Given instruction ->
Copy out every record below with complete accuracy.

Records for processing ->
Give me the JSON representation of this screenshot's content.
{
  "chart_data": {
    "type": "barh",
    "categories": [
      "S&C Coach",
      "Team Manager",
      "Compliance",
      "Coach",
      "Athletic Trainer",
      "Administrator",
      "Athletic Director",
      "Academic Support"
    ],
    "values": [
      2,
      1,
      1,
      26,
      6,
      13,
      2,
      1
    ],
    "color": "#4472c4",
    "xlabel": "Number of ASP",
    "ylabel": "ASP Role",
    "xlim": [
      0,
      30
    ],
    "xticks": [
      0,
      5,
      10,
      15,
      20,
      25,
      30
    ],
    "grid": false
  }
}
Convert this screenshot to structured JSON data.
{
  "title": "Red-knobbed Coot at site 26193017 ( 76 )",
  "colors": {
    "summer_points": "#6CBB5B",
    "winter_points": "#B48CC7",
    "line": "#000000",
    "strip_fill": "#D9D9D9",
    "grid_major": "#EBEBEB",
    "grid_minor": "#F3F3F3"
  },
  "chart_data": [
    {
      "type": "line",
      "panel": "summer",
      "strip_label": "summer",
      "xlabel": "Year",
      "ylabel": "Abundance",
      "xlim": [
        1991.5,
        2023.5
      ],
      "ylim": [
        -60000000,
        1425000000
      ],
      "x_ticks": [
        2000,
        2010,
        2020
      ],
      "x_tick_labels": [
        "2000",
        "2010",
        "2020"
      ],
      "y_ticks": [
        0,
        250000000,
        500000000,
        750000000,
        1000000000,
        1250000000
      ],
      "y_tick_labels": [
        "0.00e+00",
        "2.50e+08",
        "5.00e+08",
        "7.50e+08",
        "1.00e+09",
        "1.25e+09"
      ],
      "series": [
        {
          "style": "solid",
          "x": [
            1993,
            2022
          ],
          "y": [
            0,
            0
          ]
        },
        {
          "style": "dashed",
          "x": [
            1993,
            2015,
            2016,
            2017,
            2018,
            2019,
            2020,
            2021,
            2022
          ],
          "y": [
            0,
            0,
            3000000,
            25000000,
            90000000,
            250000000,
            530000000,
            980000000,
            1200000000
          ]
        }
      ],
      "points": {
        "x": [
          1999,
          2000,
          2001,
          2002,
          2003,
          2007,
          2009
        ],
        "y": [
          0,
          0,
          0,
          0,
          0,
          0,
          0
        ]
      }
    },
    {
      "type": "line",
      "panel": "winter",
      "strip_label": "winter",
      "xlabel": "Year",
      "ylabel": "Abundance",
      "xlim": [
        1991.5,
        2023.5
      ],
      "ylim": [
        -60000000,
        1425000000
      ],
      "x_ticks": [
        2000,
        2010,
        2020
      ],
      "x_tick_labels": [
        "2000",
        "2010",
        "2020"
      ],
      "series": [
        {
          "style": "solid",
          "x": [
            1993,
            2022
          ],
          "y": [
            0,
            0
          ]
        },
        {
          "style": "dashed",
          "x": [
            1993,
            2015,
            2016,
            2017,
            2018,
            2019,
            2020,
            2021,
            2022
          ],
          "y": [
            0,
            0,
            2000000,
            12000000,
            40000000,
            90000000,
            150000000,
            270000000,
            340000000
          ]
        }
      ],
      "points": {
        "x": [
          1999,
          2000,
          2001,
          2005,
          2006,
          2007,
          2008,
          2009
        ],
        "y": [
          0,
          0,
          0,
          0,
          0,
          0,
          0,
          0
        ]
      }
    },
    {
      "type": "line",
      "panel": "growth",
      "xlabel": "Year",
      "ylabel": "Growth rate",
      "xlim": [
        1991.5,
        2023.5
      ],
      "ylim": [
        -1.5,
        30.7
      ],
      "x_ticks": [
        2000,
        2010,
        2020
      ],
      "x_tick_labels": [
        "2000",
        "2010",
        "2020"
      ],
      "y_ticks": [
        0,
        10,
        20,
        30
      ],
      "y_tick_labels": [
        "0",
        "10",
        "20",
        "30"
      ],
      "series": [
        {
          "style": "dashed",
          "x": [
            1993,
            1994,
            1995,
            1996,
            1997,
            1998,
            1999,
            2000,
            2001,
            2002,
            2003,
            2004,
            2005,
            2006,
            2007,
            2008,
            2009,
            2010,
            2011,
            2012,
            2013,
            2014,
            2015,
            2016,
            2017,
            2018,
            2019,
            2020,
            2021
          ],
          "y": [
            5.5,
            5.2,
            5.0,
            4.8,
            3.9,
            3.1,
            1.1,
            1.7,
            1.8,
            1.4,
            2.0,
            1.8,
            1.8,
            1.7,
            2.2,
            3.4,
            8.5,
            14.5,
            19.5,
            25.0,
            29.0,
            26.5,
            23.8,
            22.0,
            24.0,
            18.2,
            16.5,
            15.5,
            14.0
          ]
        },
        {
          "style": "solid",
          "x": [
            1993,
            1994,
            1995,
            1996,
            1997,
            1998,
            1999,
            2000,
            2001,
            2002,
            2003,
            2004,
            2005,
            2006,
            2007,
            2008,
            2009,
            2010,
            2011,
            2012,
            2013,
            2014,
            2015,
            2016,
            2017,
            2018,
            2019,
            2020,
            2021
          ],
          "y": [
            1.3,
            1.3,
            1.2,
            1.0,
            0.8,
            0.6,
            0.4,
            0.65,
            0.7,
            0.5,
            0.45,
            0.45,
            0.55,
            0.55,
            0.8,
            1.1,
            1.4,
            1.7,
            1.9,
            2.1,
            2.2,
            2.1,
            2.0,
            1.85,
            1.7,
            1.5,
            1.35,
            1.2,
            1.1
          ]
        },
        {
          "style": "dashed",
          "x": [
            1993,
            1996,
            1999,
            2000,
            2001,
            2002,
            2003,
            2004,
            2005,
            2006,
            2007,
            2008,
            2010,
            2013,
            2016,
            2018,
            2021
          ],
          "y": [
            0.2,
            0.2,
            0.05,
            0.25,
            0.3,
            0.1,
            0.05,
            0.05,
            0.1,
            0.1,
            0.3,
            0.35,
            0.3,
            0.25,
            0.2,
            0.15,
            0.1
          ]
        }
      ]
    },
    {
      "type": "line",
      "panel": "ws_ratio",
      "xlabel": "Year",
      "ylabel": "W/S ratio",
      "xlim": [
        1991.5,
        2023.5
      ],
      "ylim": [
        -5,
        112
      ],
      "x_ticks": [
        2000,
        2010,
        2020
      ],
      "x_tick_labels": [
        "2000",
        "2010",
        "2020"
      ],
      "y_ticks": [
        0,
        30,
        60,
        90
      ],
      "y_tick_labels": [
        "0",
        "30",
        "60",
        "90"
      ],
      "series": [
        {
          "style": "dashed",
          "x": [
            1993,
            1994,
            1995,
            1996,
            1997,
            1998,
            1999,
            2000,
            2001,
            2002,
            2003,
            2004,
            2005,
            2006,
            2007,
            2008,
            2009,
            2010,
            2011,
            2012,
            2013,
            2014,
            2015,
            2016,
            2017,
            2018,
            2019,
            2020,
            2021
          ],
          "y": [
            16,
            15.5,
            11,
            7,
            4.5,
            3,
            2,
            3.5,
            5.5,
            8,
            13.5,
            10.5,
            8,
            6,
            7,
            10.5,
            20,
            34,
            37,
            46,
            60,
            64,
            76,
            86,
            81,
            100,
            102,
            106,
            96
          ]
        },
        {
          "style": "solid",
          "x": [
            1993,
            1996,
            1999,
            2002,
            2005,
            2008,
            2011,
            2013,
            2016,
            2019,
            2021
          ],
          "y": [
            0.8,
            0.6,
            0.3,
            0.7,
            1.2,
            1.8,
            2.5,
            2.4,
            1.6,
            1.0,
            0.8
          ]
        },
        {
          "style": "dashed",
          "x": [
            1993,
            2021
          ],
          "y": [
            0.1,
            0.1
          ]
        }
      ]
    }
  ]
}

Full solution ->
Give me the JSON representation of this screenshot's content.
{
  "chart_data": {
    "type": "barh",
    "categories": [
      "S&C Coach",
      "Team Manager",
      "Compliance",
      "Coach",
      "Athletic Trainer",
      "Administrator",
      "Athletic Director",
      "Academic Support"
    ],
    "values": [
      2,
      1,
      1,
      26,
      6,
      13,
      2,
      1
    ],
    "color": "#4472c4",
    "xlabel": "Number of ASP",
    "ylabel": "ASP Role",
    "xlim": [
      0,
      30
    ],
    "xticks": [
      0,
      5,
      10,
      15,
      20,
      25,
      30
    ],
    "grid": false
  }
}
Convert this screenshot to structured JSON data.
{
  "title": "Red-knobbed Coot at site 26193017 ( 76 )",
  "colors": {
    "summer_points": "#6CBB5B",
    "winter_points": "#B48CC7",
    "line": "#000000",
    "strip_fill": "#D9D9D9",
    "grid_major": "#EBEBEB",
    "grid_minor": "#F3F3F3"
  },
  "chart_data": [
    {
      "type": "line",
      "panel": "summer",
      "strip_label": "summer",
      "xlabel": "Year",
      "ylabel": "Abundance",
      "xlim": [
        1991.5,
        2023.5
      ],
      "ylim": [
        -60000000,
        1425000000
      ],
      "x_ticks": [
        2000,
        2010,
        2020
      ],
      "x_tick_labels": [
        "2000",
        "2010",
        "2020"
      ],
      "y_ticks": [
        0,
        250000000,
        500000000,
        750000000,
        1000000000,
        1250000000
      ],
      "y_tick_labels": [
        "0.00e+00",
        "2.50e+08",
        "5.00e+08",
        "7.50e+08",
        "1.00e+09",
        "1.25e+09"
      ],
      "series": [
        {
          "style": "solid",
          "x": [
            1993,
            2022
          ],
          "y": [
            0,
            0
          ]
        },
        {
          "style": "dashed",
          "x": [
            1993,
            2015,
            2016,
            2017,
            2018,
            2019,
            2020,
            2021,
            2022
          ],
          "y": [
            0,
            0,
            3000000,
            25000000,
            90000000,
            250000000,
            530000000,
            980000000,
            1200000000
          ]
        }
      ],
      "points": {
        "x": [
          1999,
          2000,
          2001,
          2002,
          2003,
          2007,
          2009
        ],
        "y": [
          0,
          0,
          0,
          0,
          0,
          0,
          0
        ]
      }
    },
    {
      "type": "line",
      "panel": "winter",
      "strip_label": "winter",
      "xlabel": "Year",
      "ylabel": "Abundance",
      "xlim": [
        1991.5,
        2023.5
      ],
      "ylim": [
        -60000000,
        1425000000
      ],
      "x_ticks": [
        2000,
        2010,
        2020
      ],
      "x_tick_labels": [
        "2000",
        "2010",
        "2020"
      ],
      "series": [
        {
          "style": "solid",
          "x": [
            1993,
            2022
          ],
          "y": [
            0,
            0
          ]
        },
        {
          "style": "dashed",
          "x": [
            1993,
            2015,
            2016,
            2017,
            2018,
            2019,
            2020,
            2021,
            2022
          ],
          "y": [
            0,
            0,
            2000000,
            12000000,
            40000000,
            90000000,
            150000000,
            270000000,
            340000000
          ]
        }
      ],
      "points": {
        "x": [
          1999,
          2000,
          2001,
          2005,
          2006,
          2007,
          2008,
          2009
        ],
        "y": [
          0,
          0,
          0,
          0,
          0,
          0,
          0,
          0
        ]
      }
    },
    {
      "type": "line",
      "panel": "growth",
      "xlabel": "Year",
      "ylabel": "Growth rate",
      "xlim": [
        1991.5,
        2023.5
      ],
      "ylim": [
        -1.5,
        30.7
      ],
      "x_ticks": [
        2000,
        2010,
        2020
      ],
      "x_tick_labels": [
        "2000",
        "2010",
        "2020"
      ],
      "y_ticks": [
        0,
        10,
        20,
        30
      ],
      "y_tick_labels": [
        "0",
        "10",
        "20",
        "30"
      ],
      "series": [
        {
          "style": "dashed",
          "x": [
            1993,
            1994,
            1995,
            1996,
            1997,
            1998,
            1999,
            2000,
            2001,
            2002,
            2003,
            2004,
            2005,
            2006,
            2007,
            2008,
            2009,
            2010,
            2011,
            2012,
            2013,
            2014,
            2015,
            2016,
            2017,
            2018,
            2019,
            2020,
            2021
          ],
          "y": [
            5.5,
            5.2,
            5.0,
            4.8,
            3.9,
            3.1,
            1.1,
            1.7,
            1.8,
            1.4,
            2.0,
            1.8,
            1.8,
            1.7,
            2.2,
            3.4,
            8.5,
            14.5,
            19.5,
            25.0,
            29.0,
            26.5,
            23.8,
            22.0,
            24.0,
            18.2,
            16.5,
            15.5,
            14.0
          ]
        },
        {
          "style": "solid",
          "x": [
            1993,
            1994,
            1995,
            1996,
            1997,
            1998,
            1999,
            2000,
            2001,
            2002,
            2003,
            2004,
            2005,
            2006,
            2007,
            2008,
            2009,
            2010,
            2011,
            2012,
            2013,
            2014,
            2015,
            2016,
            2017,
            2018,
            2019,
            2020,
            2021
          ],
          "y": [
            1.3,
            1.3,
            1.2,
            1.0,
            0.8,
            0.6,
            0.4,
            0.65,
            0.7,
            0.5,
            0.45,
            0.45,
            0.55,
            0.55,
            0.8,
            1.1,
            1.4,
            1.7,
            1.9,
            2.1,
            2.2,
            2.1,
            2.0,
            1.85,
            1.7,
            1.5,
            1.35,
            1.2,
            1.1
          ]
        },
        {
          "style": "dashed",
          "x": [
            1993,
            1996,
            1999,
            2000,
            2001,
            2002,
            2003,
            2004,
            2005,
            2006,
            2007,
            2008,
            2010,
            2013,
            2016,
            2018,
            2021
          ],
          "y": [
            0.2,
            0.2,
            0.05,
            0.25,
            0.3,
            0.1,
            0.05,
            0.05,
            0.1,
            0.1,
            0.3,
            0.35,
            0.3,
            0.25,
            0.2,
            0.15,
            0.1
          ]
        }
      ]
    },
    {
      "type": "line",
      "panel": "ws_ratio",
      "xlabel": "Year",
      "ylabel": "W/S ratio",
      "xlim": [
        1991.5,
        2023.5
      ],
      "ylim": [
        -5,
        112
      ],
      "x_ticks": [
        2000,
        2010,
        2020
      ],
      "x_tick_labels": [
        "2000",
        "2010",
        "2020"
      ],
      "y_ticks": [
        0,
        30,
        60,
        90
      ],
      "y_tick_labels": [
        "0",
        "30",
        "60",
        "90"
      ],
      "series": [
        {
          "style": "dashed",
          "x": [
            1993,
            1994,
            1995,
            1996,
            1997,
            1998,
            1999,
            2000,
            2001,
            2002,
            2003,
            2004,
            2005,
            2006,
            2007,
            2008,
            2009,
            2010,
            2011,
            2012,
            2013,
            2014,
            2015,
            2016,
            2017,
            2018,
            2019,
            2020,
            2021
          ],
          "y": [
            16,
            15.5,
            11,
            7,
            4.5,
            3,
            2,
            3.5,
            5.5,
            8,
            13.5,
            10.5,
            8,
            6,
            7,
            10.5,
            20,
            34,
            37,
            46,
            60,
            64,
            76,
            86,
            81,
            100,
            102,
            106,
            96
          ]
        },
        {
          "style": "solid",
          "x": [
            1993,
            1996,
            1999,
            2002,
            2005,
            2008,
            2011,
            2013,
            2016,
            2019,
            2021
          ],
          "y": [
            0.8,
            0.6,
            0.3,
            0.7,
            1.2,
            1.8,
            2.5,
            2.4,
            1.6,
            1.0,
            0.8
          ]
        },
        {
          "style": "dashed",
          "x": [
            1993,
            2021
          ],
          "y": [
            0.1,
            0.1
          ]
        }
      ]
    }
  ]
}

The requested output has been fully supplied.